→ The exercise: Go through the entries one line at a time, and gather every line that has the word "veću".

Collected data
※

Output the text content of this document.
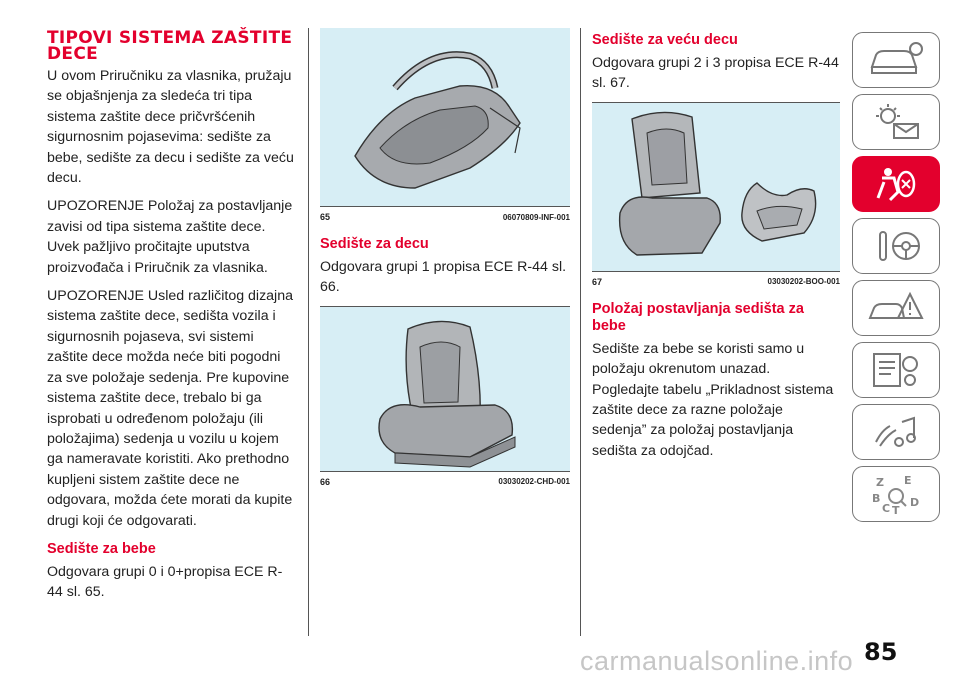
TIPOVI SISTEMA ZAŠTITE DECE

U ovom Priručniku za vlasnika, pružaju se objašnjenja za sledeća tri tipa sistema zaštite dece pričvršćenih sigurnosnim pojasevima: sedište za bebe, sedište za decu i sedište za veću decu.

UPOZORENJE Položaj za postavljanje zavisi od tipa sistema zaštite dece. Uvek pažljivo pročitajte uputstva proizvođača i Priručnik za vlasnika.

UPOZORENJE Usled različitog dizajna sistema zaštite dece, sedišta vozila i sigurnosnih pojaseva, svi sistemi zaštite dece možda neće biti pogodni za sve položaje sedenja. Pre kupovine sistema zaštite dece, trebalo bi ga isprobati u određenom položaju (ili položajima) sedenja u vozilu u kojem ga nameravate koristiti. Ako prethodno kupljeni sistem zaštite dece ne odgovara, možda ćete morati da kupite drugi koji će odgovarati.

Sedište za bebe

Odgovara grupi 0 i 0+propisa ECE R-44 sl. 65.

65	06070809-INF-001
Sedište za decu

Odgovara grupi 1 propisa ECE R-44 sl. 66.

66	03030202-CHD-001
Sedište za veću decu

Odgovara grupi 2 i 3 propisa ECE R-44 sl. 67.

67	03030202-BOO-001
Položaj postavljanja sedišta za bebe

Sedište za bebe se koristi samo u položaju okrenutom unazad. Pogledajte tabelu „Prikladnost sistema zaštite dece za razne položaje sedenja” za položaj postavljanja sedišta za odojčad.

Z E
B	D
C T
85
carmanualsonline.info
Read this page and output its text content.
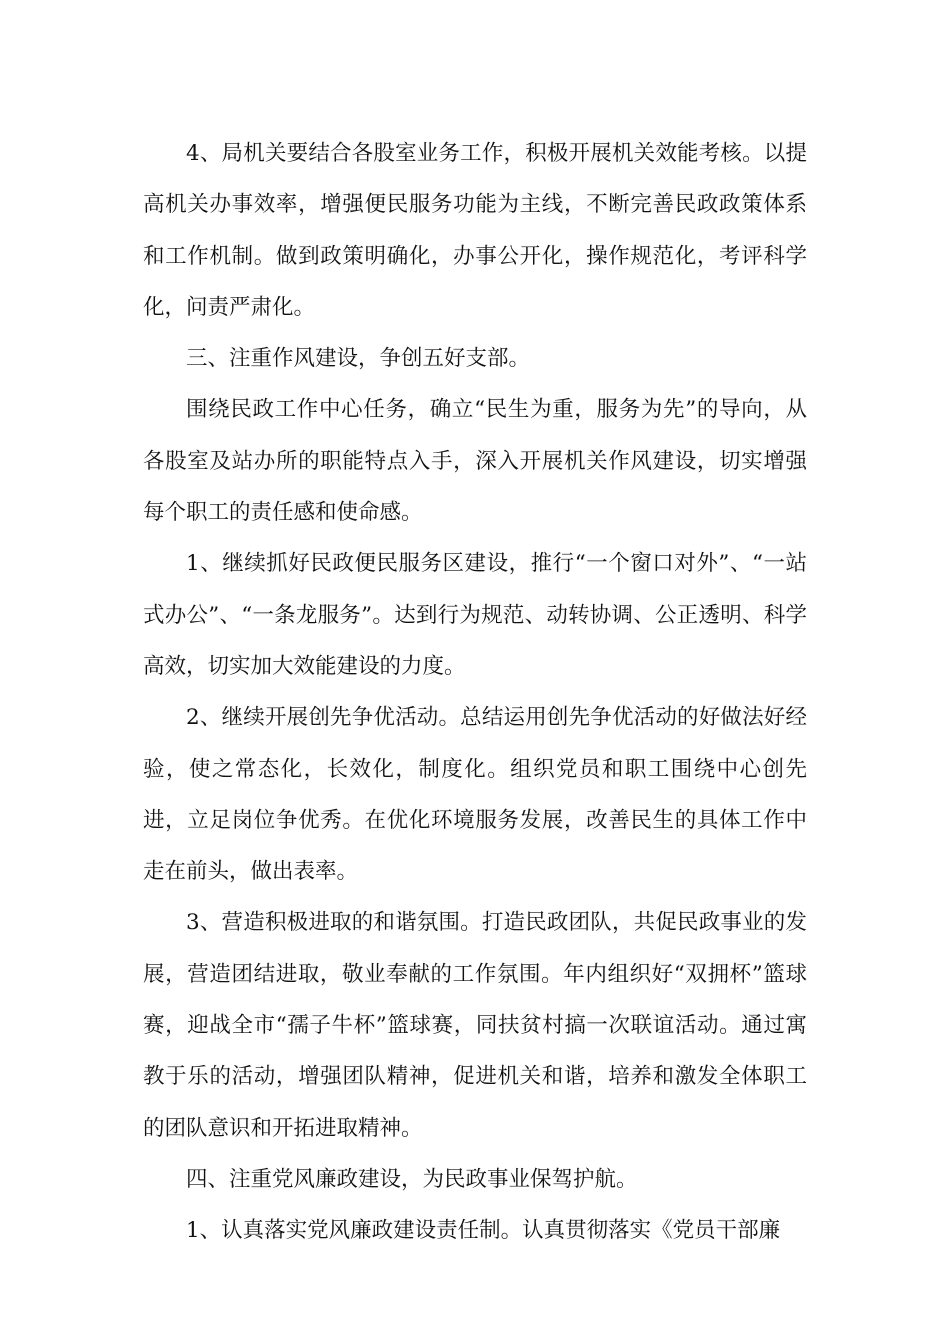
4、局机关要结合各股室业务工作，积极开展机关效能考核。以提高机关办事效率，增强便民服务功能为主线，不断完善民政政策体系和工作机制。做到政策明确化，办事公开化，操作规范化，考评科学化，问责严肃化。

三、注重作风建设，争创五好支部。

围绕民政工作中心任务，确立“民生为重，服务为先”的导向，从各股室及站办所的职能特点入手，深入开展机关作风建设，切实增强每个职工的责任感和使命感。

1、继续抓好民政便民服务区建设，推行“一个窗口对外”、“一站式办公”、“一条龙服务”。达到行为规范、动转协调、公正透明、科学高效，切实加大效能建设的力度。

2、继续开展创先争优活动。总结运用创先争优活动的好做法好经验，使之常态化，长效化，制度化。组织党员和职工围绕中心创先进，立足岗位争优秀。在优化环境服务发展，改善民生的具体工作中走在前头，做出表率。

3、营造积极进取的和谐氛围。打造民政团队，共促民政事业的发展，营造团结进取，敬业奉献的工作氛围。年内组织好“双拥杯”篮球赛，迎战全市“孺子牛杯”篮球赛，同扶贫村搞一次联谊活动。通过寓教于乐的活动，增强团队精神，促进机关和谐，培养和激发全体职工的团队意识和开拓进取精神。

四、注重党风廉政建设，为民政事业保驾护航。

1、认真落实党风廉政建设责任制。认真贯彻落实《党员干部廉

※

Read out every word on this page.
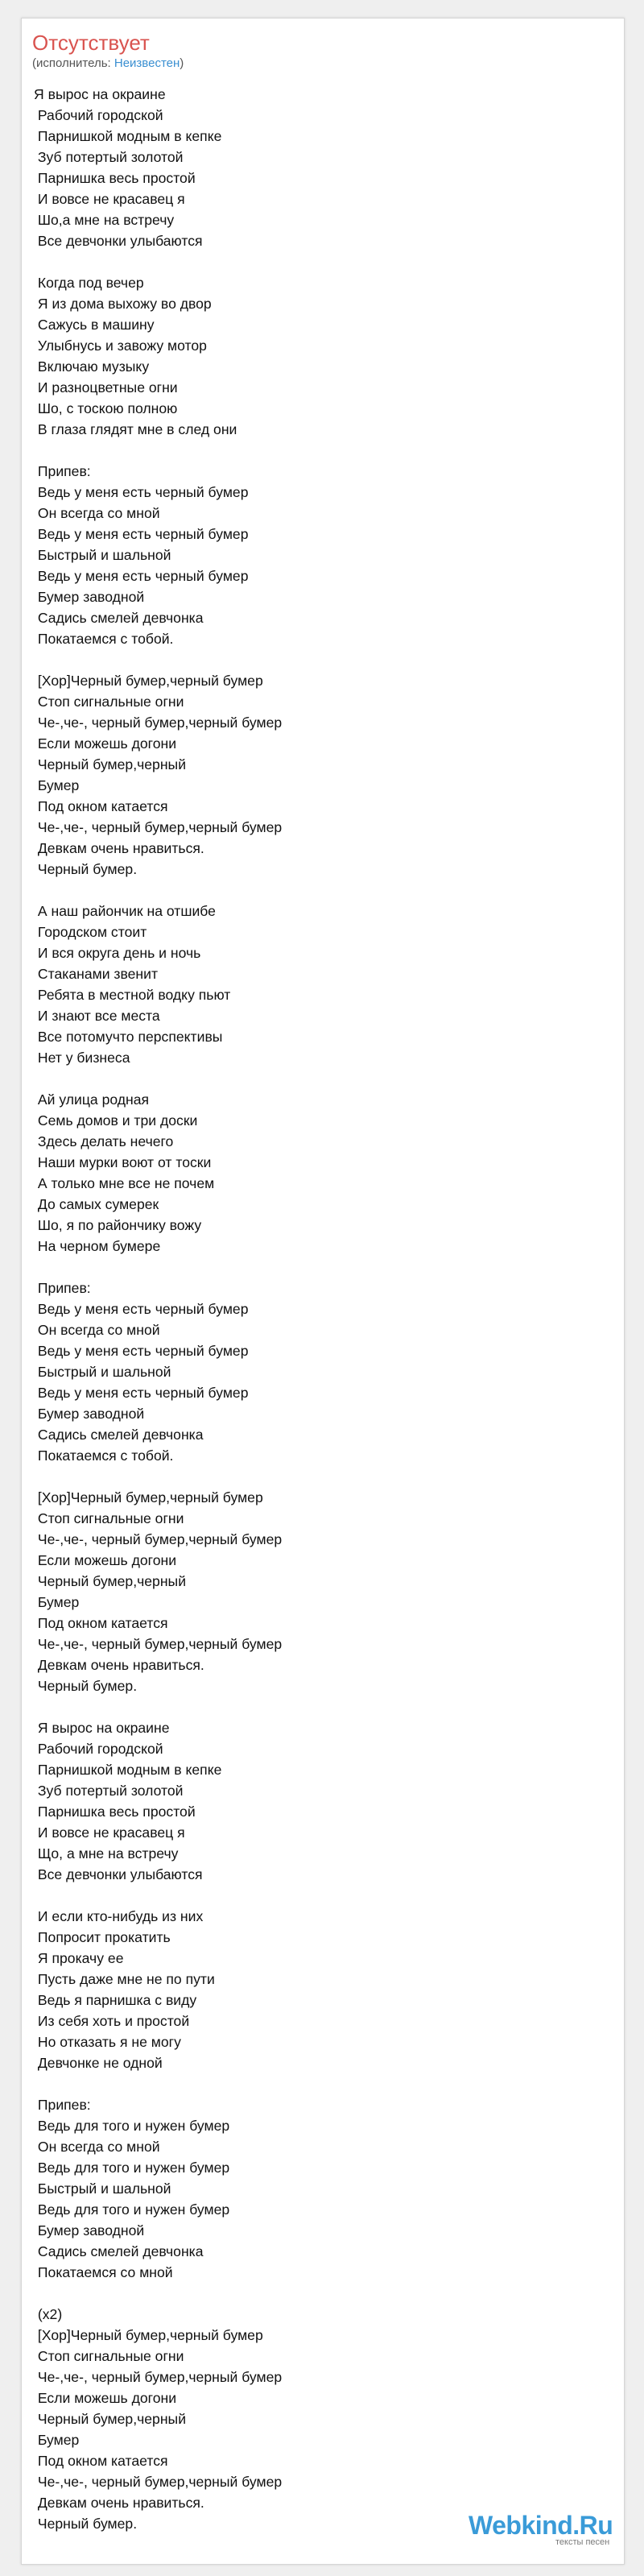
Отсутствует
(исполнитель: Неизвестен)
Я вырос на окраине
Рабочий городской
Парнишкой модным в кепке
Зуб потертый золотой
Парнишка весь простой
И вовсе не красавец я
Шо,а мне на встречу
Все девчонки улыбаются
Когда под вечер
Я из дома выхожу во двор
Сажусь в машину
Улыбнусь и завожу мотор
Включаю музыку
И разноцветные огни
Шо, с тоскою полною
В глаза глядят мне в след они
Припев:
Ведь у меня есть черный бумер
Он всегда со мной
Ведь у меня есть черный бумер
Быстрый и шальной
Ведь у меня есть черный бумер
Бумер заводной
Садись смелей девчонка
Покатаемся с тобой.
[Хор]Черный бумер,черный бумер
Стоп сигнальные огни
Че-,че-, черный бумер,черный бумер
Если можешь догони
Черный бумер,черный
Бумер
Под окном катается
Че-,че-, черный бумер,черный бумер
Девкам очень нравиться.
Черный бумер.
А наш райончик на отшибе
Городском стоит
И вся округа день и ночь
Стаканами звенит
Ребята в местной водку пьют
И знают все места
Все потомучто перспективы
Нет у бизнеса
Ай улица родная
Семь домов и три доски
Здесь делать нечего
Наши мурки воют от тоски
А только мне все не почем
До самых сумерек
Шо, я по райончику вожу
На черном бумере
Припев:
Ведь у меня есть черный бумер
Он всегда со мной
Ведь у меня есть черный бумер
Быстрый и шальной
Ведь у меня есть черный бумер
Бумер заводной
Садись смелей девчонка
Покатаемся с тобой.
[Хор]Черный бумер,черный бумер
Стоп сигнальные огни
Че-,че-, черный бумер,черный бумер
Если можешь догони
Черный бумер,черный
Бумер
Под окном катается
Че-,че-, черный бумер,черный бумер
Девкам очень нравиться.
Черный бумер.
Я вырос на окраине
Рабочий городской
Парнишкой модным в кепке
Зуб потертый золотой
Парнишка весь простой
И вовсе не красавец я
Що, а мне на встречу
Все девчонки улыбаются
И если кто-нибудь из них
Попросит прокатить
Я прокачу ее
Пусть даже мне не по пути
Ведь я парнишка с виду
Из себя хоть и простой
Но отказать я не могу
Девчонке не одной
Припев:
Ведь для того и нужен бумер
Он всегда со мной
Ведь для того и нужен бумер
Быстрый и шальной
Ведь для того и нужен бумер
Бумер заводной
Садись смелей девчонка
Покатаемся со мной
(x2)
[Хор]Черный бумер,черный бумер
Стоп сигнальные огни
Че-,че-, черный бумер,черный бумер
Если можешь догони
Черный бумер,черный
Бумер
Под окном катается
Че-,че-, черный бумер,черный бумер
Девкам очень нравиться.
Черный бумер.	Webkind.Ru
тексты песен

※

→ Exercise solution:
U ovom Priručniku za vlasnika, pružaju se objašnjenja za sledeća tri tipa sistema zaštite dece pričvršćenih sigurnosnim pojasevima: sedište za bebe, sedište za decu i sedište za veću decu.
Sedište za veću decu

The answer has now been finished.